PROVIDED ENTRIES =>
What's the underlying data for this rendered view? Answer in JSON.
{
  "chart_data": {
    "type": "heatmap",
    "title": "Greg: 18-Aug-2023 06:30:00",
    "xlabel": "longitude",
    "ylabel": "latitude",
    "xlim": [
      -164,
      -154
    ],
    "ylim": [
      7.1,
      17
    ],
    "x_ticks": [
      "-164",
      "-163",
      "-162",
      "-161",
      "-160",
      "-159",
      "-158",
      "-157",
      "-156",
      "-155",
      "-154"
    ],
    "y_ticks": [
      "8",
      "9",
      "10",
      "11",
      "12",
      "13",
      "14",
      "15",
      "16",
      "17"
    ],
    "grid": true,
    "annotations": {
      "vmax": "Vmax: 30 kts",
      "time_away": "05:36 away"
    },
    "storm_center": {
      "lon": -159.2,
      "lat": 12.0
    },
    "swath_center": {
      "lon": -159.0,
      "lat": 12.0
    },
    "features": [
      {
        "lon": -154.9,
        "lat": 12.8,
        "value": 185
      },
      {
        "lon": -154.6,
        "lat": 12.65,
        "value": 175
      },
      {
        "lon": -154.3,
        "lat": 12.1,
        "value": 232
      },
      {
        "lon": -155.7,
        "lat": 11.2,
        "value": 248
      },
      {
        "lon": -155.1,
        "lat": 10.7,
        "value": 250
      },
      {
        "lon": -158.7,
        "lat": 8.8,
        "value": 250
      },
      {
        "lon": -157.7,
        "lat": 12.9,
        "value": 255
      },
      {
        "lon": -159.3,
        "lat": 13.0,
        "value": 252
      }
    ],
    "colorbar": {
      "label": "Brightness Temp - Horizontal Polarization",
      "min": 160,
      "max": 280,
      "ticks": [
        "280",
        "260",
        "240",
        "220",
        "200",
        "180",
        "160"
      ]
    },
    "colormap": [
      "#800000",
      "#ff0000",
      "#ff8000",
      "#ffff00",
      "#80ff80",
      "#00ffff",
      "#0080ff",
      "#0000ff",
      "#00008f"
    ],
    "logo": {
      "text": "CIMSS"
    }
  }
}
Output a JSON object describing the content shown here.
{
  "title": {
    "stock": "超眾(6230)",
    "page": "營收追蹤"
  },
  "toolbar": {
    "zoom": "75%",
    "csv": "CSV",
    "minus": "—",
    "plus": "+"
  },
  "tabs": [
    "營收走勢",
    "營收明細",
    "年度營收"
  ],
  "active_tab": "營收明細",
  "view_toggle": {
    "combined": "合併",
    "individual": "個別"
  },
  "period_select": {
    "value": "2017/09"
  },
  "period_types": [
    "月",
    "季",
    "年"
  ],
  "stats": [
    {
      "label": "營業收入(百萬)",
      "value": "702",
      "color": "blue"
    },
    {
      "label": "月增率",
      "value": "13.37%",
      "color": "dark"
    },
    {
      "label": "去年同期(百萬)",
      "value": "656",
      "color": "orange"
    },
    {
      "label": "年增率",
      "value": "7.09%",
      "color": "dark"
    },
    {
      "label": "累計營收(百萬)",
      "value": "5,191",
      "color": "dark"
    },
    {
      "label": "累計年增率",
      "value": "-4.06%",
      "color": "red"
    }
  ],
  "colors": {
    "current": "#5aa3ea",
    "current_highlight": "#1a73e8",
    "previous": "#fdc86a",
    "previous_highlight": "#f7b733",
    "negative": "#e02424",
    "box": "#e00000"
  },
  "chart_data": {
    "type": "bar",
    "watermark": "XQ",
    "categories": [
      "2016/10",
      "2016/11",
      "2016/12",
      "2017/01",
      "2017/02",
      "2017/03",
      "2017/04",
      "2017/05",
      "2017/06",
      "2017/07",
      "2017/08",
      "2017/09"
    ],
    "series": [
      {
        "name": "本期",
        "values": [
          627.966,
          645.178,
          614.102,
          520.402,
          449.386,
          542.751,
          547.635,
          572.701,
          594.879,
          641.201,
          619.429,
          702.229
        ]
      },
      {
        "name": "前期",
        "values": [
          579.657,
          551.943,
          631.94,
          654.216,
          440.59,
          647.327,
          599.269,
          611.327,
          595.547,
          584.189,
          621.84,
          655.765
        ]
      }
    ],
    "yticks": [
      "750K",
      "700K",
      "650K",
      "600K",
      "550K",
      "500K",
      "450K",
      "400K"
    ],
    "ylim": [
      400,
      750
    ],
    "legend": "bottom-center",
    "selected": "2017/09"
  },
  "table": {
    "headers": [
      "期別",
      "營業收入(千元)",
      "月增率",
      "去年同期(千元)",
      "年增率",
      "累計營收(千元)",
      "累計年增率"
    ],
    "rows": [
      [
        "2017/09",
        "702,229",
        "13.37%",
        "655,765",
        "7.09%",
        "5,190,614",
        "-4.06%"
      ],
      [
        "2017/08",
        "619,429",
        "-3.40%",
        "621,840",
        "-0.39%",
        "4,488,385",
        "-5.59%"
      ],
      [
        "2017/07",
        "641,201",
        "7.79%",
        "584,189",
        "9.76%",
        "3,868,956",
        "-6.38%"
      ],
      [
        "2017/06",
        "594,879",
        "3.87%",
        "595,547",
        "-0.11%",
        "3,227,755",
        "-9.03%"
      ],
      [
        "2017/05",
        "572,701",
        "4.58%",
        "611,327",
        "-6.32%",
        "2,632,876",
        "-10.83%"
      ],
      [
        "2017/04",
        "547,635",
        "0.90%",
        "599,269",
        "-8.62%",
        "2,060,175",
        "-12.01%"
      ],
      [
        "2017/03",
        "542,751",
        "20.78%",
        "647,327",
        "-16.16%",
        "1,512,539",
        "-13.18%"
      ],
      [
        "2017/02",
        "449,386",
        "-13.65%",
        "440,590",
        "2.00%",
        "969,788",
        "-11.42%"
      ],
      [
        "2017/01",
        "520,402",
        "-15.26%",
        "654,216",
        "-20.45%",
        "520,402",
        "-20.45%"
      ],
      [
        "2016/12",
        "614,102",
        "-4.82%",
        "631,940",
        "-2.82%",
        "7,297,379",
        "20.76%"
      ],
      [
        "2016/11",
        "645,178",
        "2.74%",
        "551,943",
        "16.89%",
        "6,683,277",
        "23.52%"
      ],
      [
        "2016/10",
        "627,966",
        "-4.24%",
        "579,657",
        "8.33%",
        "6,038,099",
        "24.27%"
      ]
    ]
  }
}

WORK TO BE COMPLETED =>
Emit the full listing verbatim.

SOLUTION =>
What's the underlying data for this rendered view? Answer in JSON.
{
  "chart_data": {
    "type": "heatmap",
    "title": "Greg: 18-Aug-2023 06:30:00",
    "xlabel": "longitude",
    "ylabel": "latitude",
    "xlim": [
      -164,
      -154
    ],
    "ylim": [
      7.1,
      17
    ],
    "x_ticks": [
      "-164",
      "-163",
      "-162",
      "-161",
      "-160",
      "-159",
      "-158",
      "-157",
      "-156",
      "-155",
      "-154"
    ],
    "y_ticks": [
      "8",
      "9",
      "10",
      "11",
      "12",
      "13",
      "14",
      "15",
      "16",
      "17"
    ],
    "grid": true,
    "annotations": {
      "vmax": "Vmax: 30 kts",
      "time_away": "05:36 away"
    },
    "storm_center": {
      "lon": -159.2,
      "lat": 12.0
    },
    "swath_center": {
      "lon": -159.0,
      "lat": 12.0
    },
    "features": [
      {
        "lon": -154.9,
        "lat": 12.8,
        "value": 185
      },
      {
        "lon": -154.6,
        "lat": 12.65,
        "value": 175
      },
      {
        "lon": -154.3,
        "lat": 12.1,
        "value": 232
      },
      {
        "lon": -155.7,
        "lat": 11.2,
        "value": 248
      },
      {
        "lon": -155.1,
        "lat": 10.7,
        "value": 250
      },
      {
        "lon": -158.7,
        "lat": 8.8,
        "value": 250
      },
      {
        "lon": -157.7,
        "lat": 12.9,
        "value": 255
      },
      {
        "lon": -159.3,
        "lat": 13.0,
        "value": 252
      }
    ],
    "colorbar": {
      "label": "Brightness Temp - Horizontal Polarization",
      "min": 160,
      "max": 280,
      "ticks": [
        "280",
        "260",
        "240",
        "220",
        "200",
        "180",
        "160"
      ]
    },
    "colormap": [
      "#800000",
      "#ff0000",
      "#ff8000",
      "#ffff00",
      "#80ff80",
      "#00ffff",
      "#0080ff",
      "#0000ff",
      "#00008f"
    ],
    "logo": {
      "text": "CIMSS"
    }
  }
}
Output a JSON object describing the content shown here.
{
  "title": {
    "stock": "超眾(6230)",
    "page": "營收追蹤"
  },
  "toolbar": {
    "zoom": "75%",
    "csv": "CSV",
    "minus": "—",
    "plus": "+"
  },
  "tabs": [
    "營收走勢",
    "營收明細",
    "年度營收"
  ],
  "active_tab": "營收明細",
  "view_toggle": {
    "combined": "合併",
    "individual": "個別"
  },
  "period_select": {
    "value": "2017/09"
  },
  "period_types": [
    "月",
    "季",
    "年"
  ],
  "stats": [
    {
      "label": "營業收入(百萬)",
      "value": "702",
      "color": "blue"
    },
    {
      "label": "月增率",
      "value": "13.37%",
      "color": "dark"
    },
    {
      "label": "去年同期(百萬)",
      "value": "656",
      "color": "orange"
    },
    {
      "label": "年增率",
      "value": "7.09%",
      "color": "dark"
    },
    {
      "label": "累計營收(百萬)",
      "value": "5,191",
      "color": "dark"
    },
    {
      "label": "累計年增率",
      "value": "-4.06%",
      "color": "red"
    }
  ],
  "colors": {
    "current": "#5aa3ea",
    "current_highlight": "#1a73e8",
    "previous": "#fdc86a",
    "previous_highlight": "#f7b733",
    "negative": "#e02424",
    "box": "#e00000"
  },
  "chart_data": {
    "type": "bar",
    "watermark": "XQ",
    "categories": [
      "2016/10",
      "2016/11",
      "2016/12",
      "2017/01",
      "2017/02",
      "2017/03",
      "2017/04",
      "2017/05",
      "2017/06",
      "2017/07",
      "2017/08",
      "2017/09"
    ],
    "series": [
      {
        "name": "本期",
        "values": [
          627.966,
          645.178,
          614.102,
          520.402,
          449.386,
          542.751,
          547.635,
          572.701,
          594.879,
          641.201,
          619.429,
          702.229
        ]
      },
      {
        "name": "前期",
        "values": [
          579.657,
          551.943,
          631.94,
          654.216,
          440.59,
          647.327,
          599.269,
          611.327,
          595.547,
          584.189,
          621.84,
          655.765
        ]
      }
    ],
    "yticks": [
      "750K",
      "700K",
      "650K",
      "600K",
      "550K",
      "500K",
      "450K",
      "400K"
    ],
    "ylim": [
      400,
      750
    ],
    "legend": "bottom-center",
    "selected": "2017/09"
  },
  "table": {
    "headers": [
      "期別",
      "營業收入(千元)",
      "月增率",
      "去年同期(千元)",
      "年增率",
      "累計營收(千元)",
      "累計年增率"
    ],
    "rows": [
      [
        "2017/09",
        "702,229",
        "13.37%",
        "655,765",
        "7.09%",
        "5,190,614",
        "-4.06%"
      ],
      [
        "2017/08",
        "619,429",
        "-3.40%",
        "621,840",
        "-0.39%",
        "4,488,385",
        "-5.59%"
      ],
      [
        "2017/07",
        "641,201",
        "7.79%",
        "584,189",
        "9.76%",
        "3,868,956",
        "-6.38%"
      ],
      [
        "2017/06",
        "594,879",
        "3.87%",
        "595,547",
        "-0.11%",
        "3,227,755",
        "-9.03%"
      ],
      [
        "2017/05",
        "572,701",
        "4.58%",
        "611,327",
        "-6.32%",
        "2,632,876",
        "-10.83%"
      ],
      [
        "2017/04",
        "547,635",
        "0.90%",
        "599,269",
        "-8.62%",
        "2,060,175",
        "-12.01%"
      ],
      [
        "2017/03",
        "542,751",
        "20.78%",
        "647,327",
        "-16.16%",
        "1,512,539",
        "-13.18%"
      ],
      [
        "2017/02",
        "449,386",
        "-13.65%",
        "440,590",
        "2.00%",
        "969,788",
        "-11.42%"
      ],
      [
        "2017/01",
        "520,402",
        "-15.26%",
        "654,216",
        "-20.45%",
        "520,402",
        "-20.45%"
      ],
      [
        "2016/12",
        "614,102",
        "-4.82%",
        "631,940",
        "-2.82%",
        "7,297,379",
        "20.76%"
      ],
      [
        "2016/11",
        "645,178",
        "2.74%",
        "551,943",
        "16.89%",
        "6,683,277",
        "23.52%"
      ],
      [
        "2016/10",
        "627,966",
        "-4.24%",
        "579,657",
        "8.33%",
        "6,038,099",
        "24.27%"
      ]
    ]
  }
}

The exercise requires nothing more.